> [LATIHAN] Tuliskan ulang tanpa perubahan semua baris mulai dari baris yang memuat "For every button, label, input, icon, or" sampai baris yang memuat "link: [164, 149, 265, 236]", termasuk kedua baris tersebut.

(Baris dari sebuah koleksi)
= = =
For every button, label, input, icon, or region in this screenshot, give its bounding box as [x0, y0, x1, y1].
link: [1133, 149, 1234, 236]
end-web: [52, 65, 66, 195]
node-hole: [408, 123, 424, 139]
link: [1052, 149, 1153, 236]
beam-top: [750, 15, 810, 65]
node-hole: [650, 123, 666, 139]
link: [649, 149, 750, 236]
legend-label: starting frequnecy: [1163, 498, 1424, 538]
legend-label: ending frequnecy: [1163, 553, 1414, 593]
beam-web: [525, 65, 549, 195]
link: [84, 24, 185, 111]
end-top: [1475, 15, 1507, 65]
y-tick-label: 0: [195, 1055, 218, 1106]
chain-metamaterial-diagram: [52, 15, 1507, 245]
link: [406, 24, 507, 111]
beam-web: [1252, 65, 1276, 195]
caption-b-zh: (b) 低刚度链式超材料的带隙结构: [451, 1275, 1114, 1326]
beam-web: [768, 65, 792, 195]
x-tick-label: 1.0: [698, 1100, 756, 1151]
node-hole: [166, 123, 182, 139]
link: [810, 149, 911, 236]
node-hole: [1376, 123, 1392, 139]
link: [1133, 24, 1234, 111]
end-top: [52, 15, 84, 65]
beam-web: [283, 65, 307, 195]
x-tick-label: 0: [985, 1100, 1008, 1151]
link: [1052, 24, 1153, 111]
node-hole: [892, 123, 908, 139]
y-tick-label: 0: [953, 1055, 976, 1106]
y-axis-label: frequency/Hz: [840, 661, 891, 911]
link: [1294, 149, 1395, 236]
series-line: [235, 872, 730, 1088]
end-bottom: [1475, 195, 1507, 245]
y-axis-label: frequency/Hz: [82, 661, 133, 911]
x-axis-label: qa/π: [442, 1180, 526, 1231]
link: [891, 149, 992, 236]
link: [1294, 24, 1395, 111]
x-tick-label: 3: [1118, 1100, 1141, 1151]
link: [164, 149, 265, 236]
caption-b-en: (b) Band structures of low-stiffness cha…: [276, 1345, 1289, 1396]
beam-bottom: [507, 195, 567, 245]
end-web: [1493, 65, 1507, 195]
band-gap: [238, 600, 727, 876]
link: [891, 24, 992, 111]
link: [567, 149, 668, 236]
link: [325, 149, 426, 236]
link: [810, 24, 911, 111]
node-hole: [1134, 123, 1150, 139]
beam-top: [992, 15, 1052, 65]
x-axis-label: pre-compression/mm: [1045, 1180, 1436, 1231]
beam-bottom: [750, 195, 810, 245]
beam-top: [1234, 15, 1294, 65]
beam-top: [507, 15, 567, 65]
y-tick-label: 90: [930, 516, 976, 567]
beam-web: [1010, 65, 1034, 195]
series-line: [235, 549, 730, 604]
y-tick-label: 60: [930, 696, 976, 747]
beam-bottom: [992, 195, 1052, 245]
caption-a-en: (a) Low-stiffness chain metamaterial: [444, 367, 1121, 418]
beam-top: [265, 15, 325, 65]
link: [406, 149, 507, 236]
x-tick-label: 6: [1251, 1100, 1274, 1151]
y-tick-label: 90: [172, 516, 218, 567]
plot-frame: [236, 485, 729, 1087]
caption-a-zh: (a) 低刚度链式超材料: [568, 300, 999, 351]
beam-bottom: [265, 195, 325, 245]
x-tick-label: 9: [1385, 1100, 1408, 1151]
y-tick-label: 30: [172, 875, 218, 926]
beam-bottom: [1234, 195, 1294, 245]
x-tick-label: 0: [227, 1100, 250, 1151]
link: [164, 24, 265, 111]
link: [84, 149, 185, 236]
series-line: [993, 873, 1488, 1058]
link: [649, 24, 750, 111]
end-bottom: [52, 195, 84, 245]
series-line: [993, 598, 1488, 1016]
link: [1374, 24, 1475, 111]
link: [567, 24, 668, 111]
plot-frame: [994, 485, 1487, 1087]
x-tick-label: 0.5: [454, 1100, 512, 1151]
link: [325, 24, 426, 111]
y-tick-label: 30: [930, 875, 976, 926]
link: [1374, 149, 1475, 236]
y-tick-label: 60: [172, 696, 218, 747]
= = =
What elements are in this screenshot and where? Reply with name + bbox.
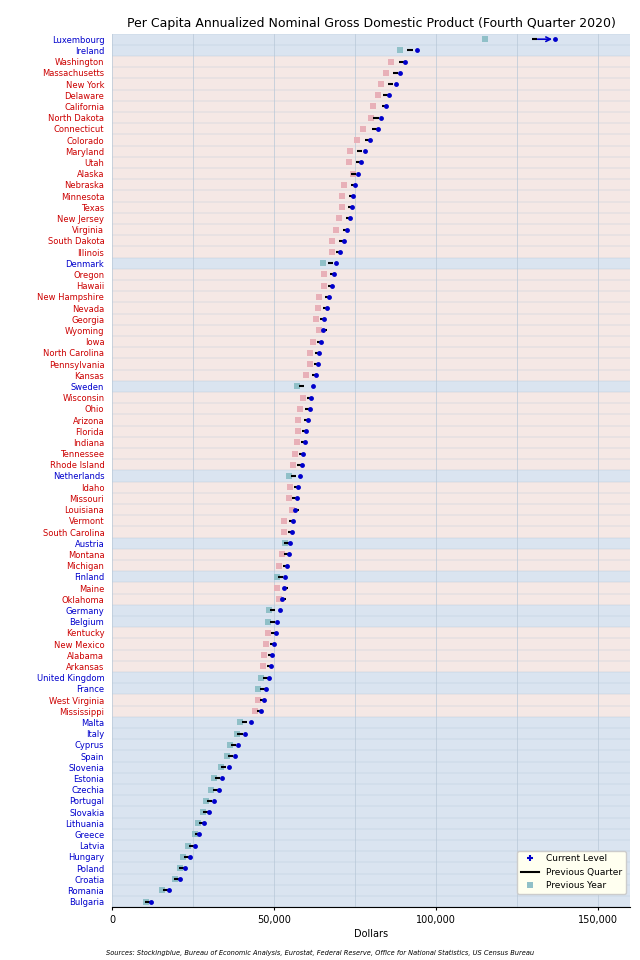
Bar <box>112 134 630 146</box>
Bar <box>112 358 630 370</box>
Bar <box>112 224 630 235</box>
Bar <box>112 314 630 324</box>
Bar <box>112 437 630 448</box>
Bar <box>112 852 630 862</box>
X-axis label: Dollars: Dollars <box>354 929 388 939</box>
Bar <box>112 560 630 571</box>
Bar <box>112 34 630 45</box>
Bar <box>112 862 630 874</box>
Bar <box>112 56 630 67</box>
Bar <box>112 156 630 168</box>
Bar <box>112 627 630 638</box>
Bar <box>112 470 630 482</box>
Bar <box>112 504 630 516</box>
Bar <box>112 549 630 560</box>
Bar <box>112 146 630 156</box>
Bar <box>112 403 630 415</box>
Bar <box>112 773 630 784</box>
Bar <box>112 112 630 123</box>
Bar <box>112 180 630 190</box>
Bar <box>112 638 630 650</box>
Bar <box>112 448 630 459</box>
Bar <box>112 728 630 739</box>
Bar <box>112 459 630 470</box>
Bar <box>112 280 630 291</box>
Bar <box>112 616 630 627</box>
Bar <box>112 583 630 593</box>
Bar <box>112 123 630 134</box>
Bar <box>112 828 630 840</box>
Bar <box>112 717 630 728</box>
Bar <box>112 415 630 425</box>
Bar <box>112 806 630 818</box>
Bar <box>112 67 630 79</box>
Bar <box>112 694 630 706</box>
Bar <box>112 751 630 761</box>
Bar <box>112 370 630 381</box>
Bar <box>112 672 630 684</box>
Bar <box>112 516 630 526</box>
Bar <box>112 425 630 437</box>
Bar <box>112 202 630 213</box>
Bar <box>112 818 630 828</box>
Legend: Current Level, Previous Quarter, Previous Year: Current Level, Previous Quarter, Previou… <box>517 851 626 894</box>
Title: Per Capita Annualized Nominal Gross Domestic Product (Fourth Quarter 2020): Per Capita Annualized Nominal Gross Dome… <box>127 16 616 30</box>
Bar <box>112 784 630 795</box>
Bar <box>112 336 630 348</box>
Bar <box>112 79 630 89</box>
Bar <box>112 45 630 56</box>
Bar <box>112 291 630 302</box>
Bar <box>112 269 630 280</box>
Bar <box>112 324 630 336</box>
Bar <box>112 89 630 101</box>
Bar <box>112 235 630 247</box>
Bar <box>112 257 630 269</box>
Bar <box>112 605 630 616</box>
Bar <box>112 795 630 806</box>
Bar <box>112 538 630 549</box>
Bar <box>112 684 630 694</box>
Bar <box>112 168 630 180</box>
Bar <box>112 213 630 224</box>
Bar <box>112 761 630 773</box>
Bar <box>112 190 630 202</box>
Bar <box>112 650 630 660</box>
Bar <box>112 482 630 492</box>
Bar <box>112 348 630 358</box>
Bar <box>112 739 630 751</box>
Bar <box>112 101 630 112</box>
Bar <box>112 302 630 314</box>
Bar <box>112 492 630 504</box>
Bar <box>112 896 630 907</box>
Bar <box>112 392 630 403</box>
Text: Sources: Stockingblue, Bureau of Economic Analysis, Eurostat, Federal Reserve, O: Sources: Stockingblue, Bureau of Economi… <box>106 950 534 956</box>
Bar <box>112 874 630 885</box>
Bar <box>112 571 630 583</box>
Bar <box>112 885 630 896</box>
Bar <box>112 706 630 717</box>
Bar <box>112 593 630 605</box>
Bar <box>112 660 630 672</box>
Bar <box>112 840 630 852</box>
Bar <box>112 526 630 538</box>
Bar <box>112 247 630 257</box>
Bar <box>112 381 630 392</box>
= = =
> [JAWABAN LATIHAN]
For every button, label, input, icon, or region in this screenshot, give its bounding box as [x0, y0, x1, y1].
link: [1133, 149, 1234, 236]
end-web: [52, 65, 66, 195]
node-hole: [408, 123, 424, 139]
link: [1052, 149, 1153, 236]
beam-top: [750, 15, 810, 65]
node-hole: [650, 123, 666, 139]
link: [649, 149, 750, 236]
legend-label: starting frequnecy: [1163, 498, 1424, 538]
legend-label: ending frequnecy: [1163, 553, 1414, 593]
beam-web: [525, 65, 549, 195]
link: [84, 24, 185, 111]
end-top: [1475, 15, 1507, 65]
y-tick-label: 0: [195, 1055, 218, 1106]
chain-metamaterial-diagram: [52, 15, 1507, 245]
link: [406, 24, 507, 111]
beam-web: [1252, 65, 1276, 195]
caption-b-zh: (b) 低刚度链式超材料的带隙结构: [451, 1275, 1114, 1326]
beam-web: [768, 65, 792, 195]
x-tick-label: 1.0: [698, 1100, 756, 1151]
node-hole: [166, 123, 182, 139]
link: [810, 149, 911, 236]
node-hole: [1376, 123, 1392, 139]
link: [1133, 24, 1234, 111]
end-top: [52, 15, 84, 65]
beam-web: [283, 65, 307, 195]
x-tick-label: 0: [985, 1100, 1008, 1151]
link: [1052, 24, 1153, 111]
node-hole: [892, 123, 908, 139]
y-tick-label: 0: [953, 1055, 976, 1106]
y-axis-label: frequency/Hz: [840, 661, 891, 911]
link: [1294, 149, 1395, 236]
series-line: [235, 872, 730, 1088]
end-bottom: [1475, 195, 1507, 245]
y-axis-label: frequency/Hz: [82, 661, 133, 911]
x-axis-label: qa/π: [442, 1180, 526, 1231]
link: [891, 149, 992, 236]
link: [1294, 24, 1395, 111]
x-tick-label: 3: [1118, 1100, 1141, 1151]
link: [164, 149, 265, 236]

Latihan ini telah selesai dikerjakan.